Check the listing below for lines that hold "JSON". How many are there? Please give only the number.

EXCERPTED DATA:
▶

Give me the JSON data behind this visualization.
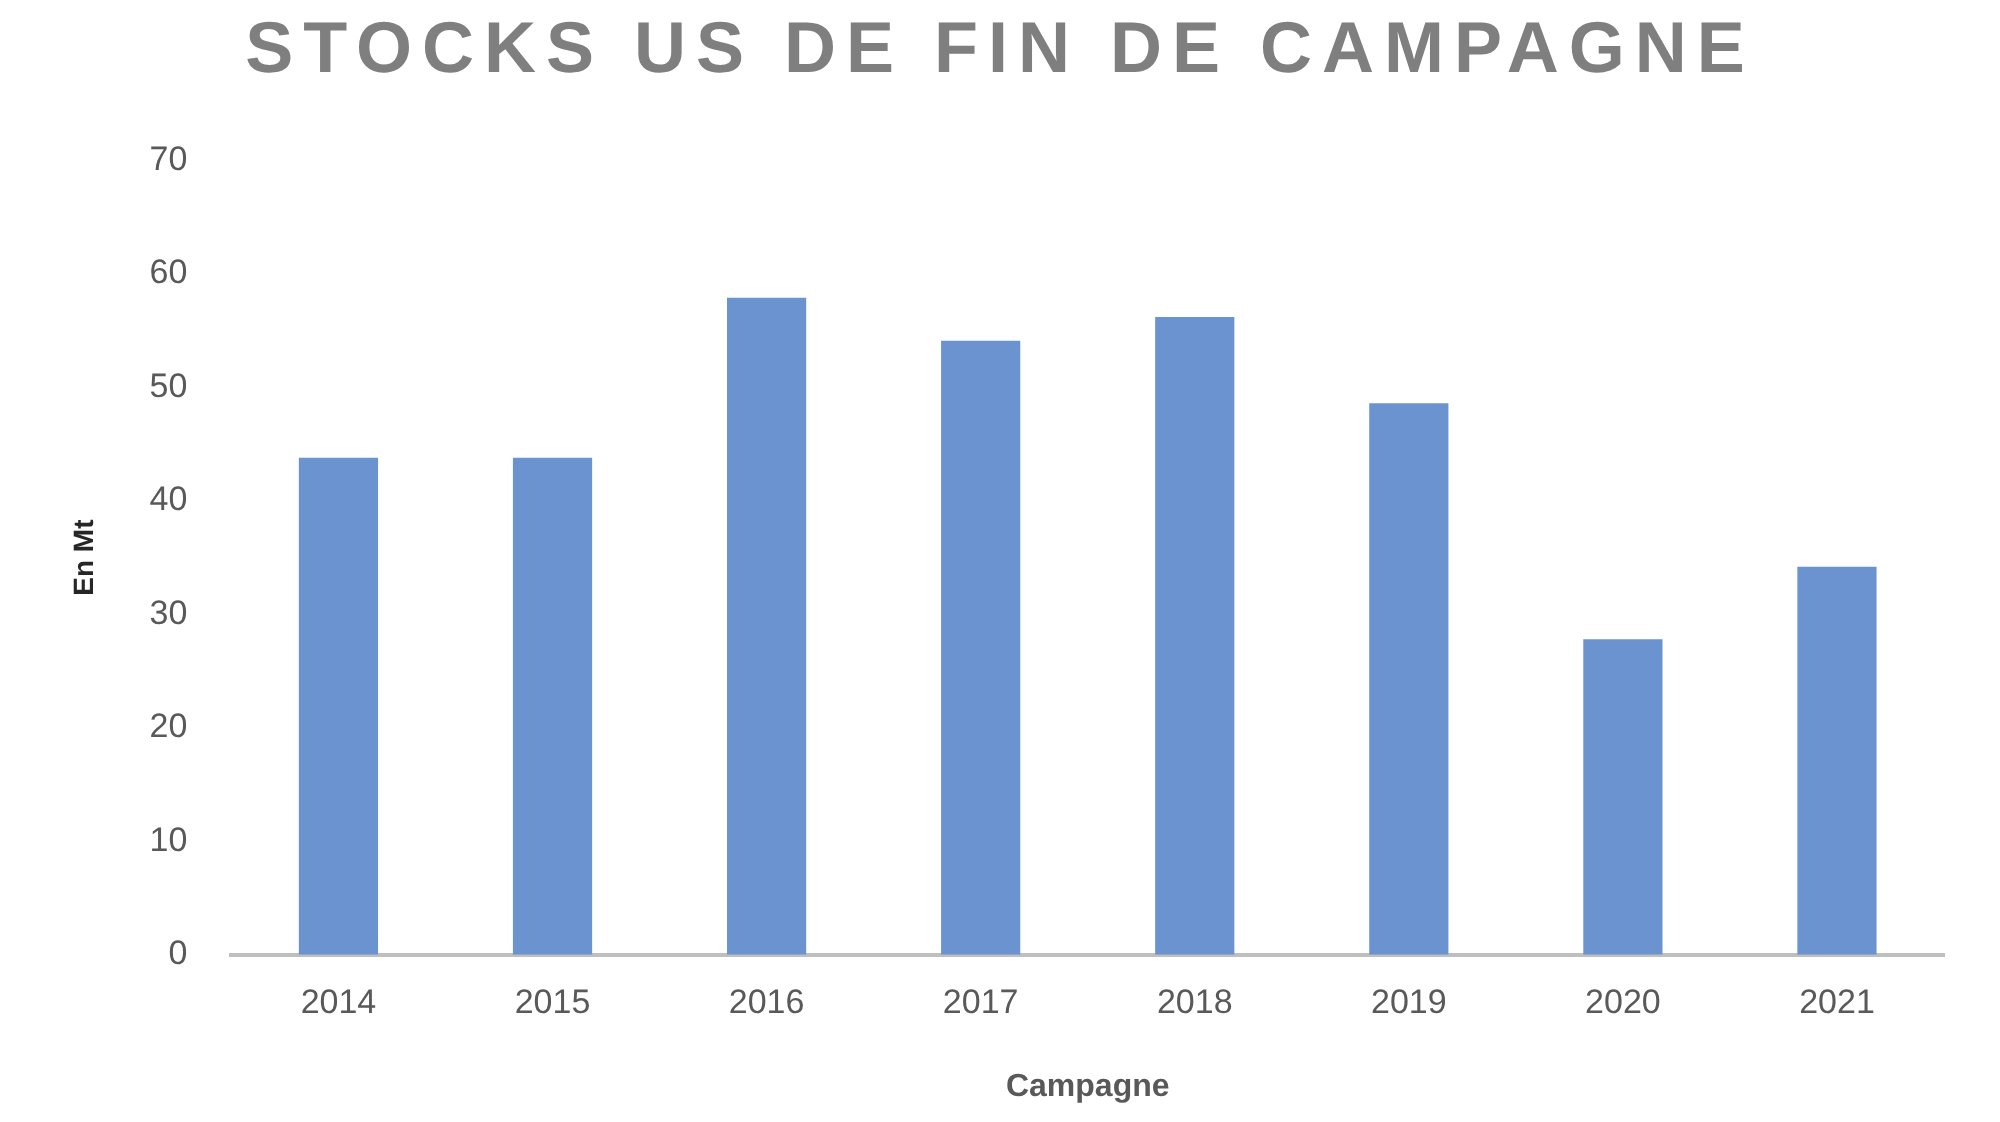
{
  "chart_data": {
    "type": "bar",
    "title": "STOCKS US DE FIN DE CAMPAGNE",
    "xlabel": "Campagne",
    "ylabel": "En Mt",
    "categories": [
      "2014",
      "2015",
      "2016",
      "2017",
      "2018",
      "2019",
      "2020",
      "2021"
    ],
    "values": [
      43.8,
      43.8,
      57.9,
      54.1,
      56.2,
      48.6,
      27.8,
      34.2
    ],
    "color": "#6a93cf",
    "ylim": [
      0,
      70
    ],
    "yticks": [
      0,
      10,
      20,
      30,
      40,
      50,
      60,
      70
    ]
  }
}
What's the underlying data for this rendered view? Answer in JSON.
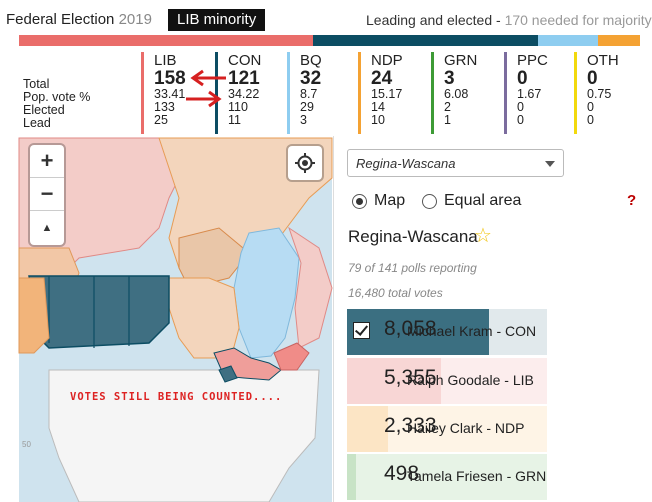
{
  "header": {
    "app_title": "Federal Election",
    "year": "2019",
    "badge": "LIB minority",
    "leading_label": "Leading and elected -",
    "needed_text": "170 needed for majority"
  },
  "row_labels": [
    "Total",
    "Pop. vote %",
    "Elected",
    "Lead"
  ],
  "parties": [
    {
      "name": "LIB",
      "total": "158",
      "pop_vote": "33.41",
      "elected": "133",
      "lead": "25",
      "color": "#ea6d6a"
    },
    {
      "name": "CON",
      "total": "121",
      "pop_vote": "34.22",
      "elected": "110",
      "lead": "11",
      "color": "#0c4d63"
    },
    {
      "name": "BQ",
      "total": "32",
      "pop_vote": "8.7",
      "elected": "29",
      "lead": "3",
      "color": "#8ecdf0"
    },
    {
      "name": "NDP",
      "total": "24",
      "pop_vote": "15.17",
      "elected": "14",
      "lead": "10",
      "color": "#f4a233"
    },
    {
      "name": "GRN",
      "total": "3",
      "pop_vote": "6.08",
      "elected": "2",
      "lead": "1",
      "color": "#3d9b35"
    },
    {
      "name": "PPC",
      "total": "0",
      "pop_vote": "1.67",
      "elected": "0",
      "lead": "0",
      "color": "#7b6c9e"
    },
    {
      "name": "OTH",
      "total": "0",
      "pop_vote": "0.75",
      "elected": "0",
      "lead": "0",
      "color": "#f2d90d"
    }
  ],
  "seat_bar": [
    {
      "party": "LIB",
      "seats": 158,
      "color": "#ea6d6a"
    },
    {
      "party": "CON",
      "seats": 121,
      "color": "#0c4d63"
    },
    {
      "party": "BQ",
      "seats": 32,
      "color": "#8ecdf0"
    },
    {
      "party": "NDP",
      "seats": 24,
      "color": "#f4a233"
    }
  ],
  "map": {
    "zoom_in": "+",
    "zoom_out": "−",
    "north_arrow": "N",
    "overlay_text": "VOTES STILL BEING COUNTED....",
    "lat_label": "50"
  },
  "panel": {
    "riding_select": "Regina-Wascana",
    "view_options": [
      {
        "label": "Map",
        "selected": true
      },
      {
        "label": "Equal area",
        "selected": false
      }
    ],
    "help": "?",
    "riding_name": "Regina-Wascana",
    "polls_reporting": "79 of 141 polls reporting",
    "total_votes": "16,480 total votes",
    "candidates": [
      {
        "votes": "8,058",
        "name": "Michael Kram - CON",
        "share": 0.489,
        "color": "#0c4d63",
        "elected": true
      },
      {
        "votes": "5,355",
        "name": "Ralph Goodale - LIB",
        "share": 0.325,
        "color": "#ea6d6a",
        "elected": false
      },
      {
        "votes": "2,333",
        "name": "Hailey Clark - NDP",
        "share": 0.142,
        "color": "#f4a233",
        "elected": false
      },
      {
        "votes": "498",
        "name": "Tamela Friesen - GRN",
        "share": 0.03,
        "color": "#3d9b35",
        "elected": false
      }
    ]
  }
}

◀

EXERCISE ANSWER: 2